→ **THE EXERCISE**
Only the lines holding the string "Change" are needed. Copy each one.
※
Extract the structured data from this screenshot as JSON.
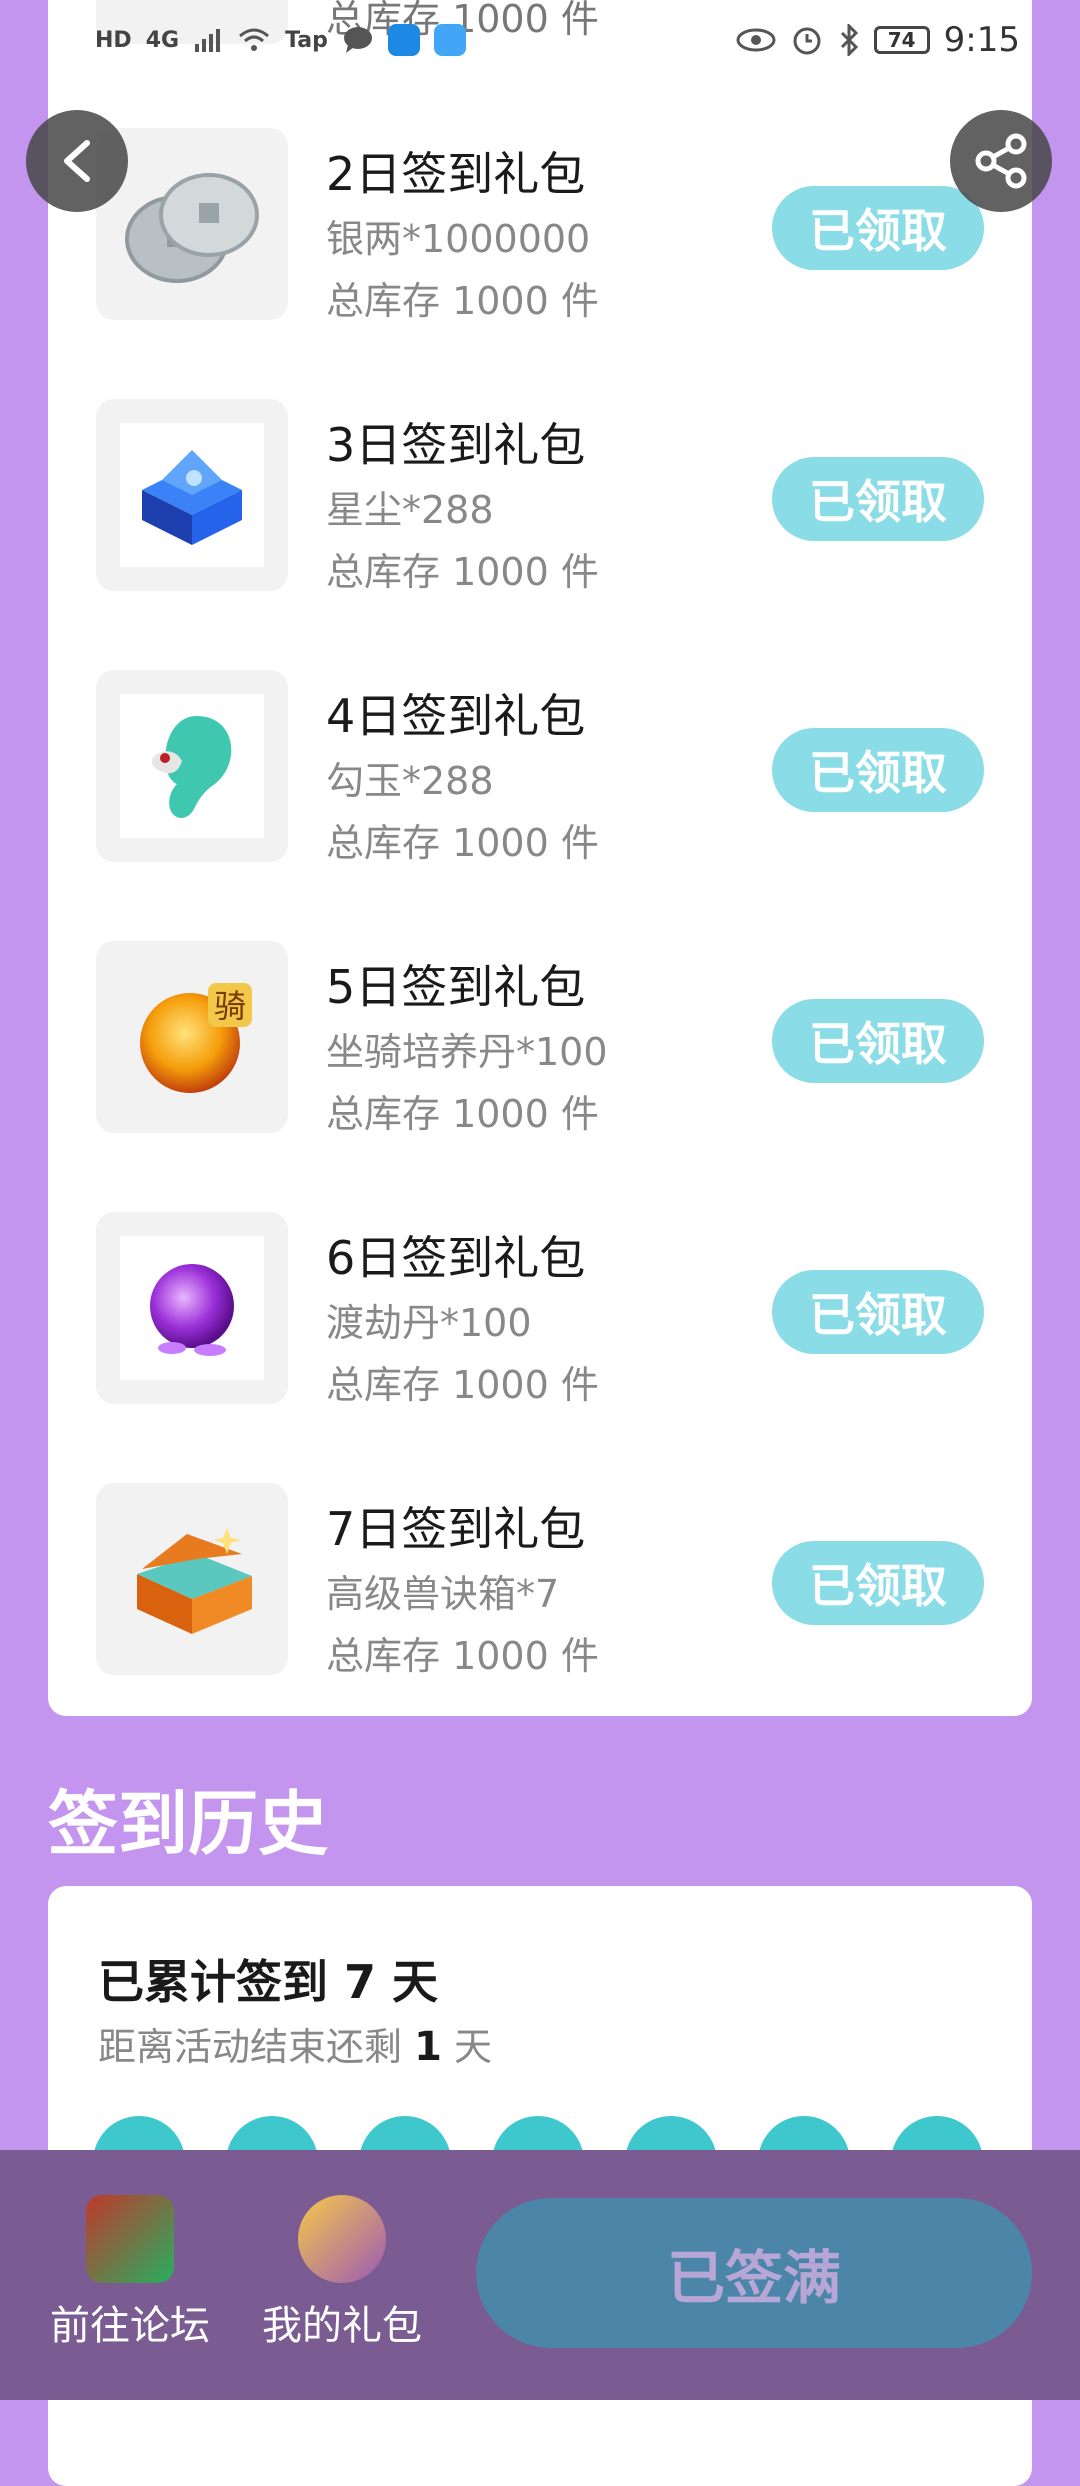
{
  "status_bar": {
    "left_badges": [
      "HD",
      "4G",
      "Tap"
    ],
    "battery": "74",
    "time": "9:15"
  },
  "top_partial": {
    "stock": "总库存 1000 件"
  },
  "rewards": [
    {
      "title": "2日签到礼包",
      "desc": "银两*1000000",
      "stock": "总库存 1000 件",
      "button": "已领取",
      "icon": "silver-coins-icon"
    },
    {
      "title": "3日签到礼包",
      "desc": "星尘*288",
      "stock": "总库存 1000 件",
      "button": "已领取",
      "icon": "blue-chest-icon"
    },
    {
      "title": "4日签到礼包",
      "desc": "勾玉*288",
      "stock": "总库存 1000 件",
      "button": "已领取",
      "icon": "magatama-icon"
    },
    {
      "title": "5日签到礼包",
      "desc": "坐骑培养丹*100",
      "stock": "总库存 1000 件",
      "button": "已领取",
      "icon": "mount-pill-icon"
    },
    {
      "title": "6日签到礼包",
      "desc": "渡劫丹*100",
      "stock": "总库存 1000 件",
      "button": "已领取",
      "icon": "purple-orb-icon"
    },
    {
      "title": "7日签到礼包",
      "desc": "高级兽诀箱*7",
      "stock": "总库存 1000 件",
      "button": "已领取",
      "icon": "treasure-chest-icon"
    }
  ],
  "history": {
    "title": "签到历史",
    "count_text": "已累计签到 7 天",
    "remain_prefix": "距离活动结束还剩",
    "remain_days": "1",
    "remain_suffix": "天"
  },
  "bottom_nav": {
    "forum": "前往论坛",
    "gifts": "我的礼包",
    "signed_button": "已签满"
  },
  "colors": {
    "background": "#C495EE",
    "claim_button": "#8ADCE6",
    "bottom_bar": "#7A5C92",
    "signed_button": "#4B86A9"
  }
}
※
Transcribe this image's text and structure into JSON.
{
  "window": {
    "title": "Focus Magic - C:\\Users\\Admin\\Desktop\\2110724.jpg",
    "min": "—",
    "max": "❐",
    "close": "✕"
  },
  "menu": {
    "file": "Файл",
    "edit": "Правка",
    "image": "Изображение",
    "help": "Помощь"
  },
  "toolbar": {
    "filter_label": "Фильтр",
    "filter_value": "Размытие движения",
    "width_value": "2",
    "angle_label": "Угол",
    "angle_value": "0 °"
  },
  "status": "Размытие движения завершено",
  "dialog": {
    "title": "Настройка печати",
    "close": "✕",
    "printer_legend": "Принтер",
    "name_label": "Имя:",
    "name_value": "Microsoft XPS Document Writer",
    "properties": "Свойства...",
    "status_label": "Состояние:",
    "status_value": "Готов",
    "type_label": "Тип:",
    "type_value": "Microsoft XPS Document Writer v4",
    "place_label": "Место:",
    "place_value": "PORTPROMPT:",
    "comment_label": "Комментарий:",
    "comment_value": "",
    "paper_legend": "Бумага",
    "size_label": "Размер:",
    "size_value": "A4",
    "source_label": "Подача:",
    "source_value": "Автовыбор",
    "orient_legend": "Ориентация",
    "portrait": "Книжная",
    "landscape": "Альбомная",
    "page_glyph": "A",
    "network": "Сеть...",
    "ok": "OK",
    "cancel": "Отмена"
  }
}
※
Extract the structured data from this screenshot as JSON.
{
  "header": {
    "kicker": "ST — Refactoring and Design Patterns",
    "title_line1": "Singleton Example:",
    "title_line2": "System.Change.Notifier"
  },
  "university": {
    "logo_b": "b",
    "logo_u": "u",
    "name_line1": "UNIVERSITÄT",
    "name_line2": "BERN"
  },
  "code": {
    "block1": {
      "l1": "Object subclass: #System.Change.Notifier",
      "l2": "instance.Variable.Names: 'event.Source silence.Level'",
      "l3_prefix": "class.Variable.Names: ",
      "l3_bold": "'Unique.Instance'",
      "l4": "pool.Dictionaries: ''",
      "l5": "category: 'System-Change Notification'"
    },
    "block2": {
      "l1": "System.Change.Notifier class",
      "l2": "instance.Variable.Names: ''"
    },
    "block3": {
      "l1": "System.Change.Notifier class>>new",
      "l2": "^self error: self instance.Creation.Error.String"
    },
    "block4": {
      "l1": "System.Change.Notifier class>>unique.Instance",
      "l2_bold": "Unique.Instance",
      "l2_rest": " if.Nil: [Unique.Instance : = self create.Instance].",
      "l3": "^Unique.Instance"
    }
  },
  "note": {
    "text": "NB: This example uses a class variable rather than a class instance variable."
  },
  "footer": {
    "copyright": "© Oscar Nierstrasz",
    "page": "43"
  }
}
※
→ **RESPONSE BELOW**
    "title_line2": "System.Change.Notifier"
      "l1": "Object subclass: #System.Change.Notifier",
      "l5": "category: 'System-Change Notification'"
      "l1": "System.Change.Notifier class",
      "l1": "System.Change.Notifier class>>new",
      "l1": "System.Change.Notifier class>>unique.Instance",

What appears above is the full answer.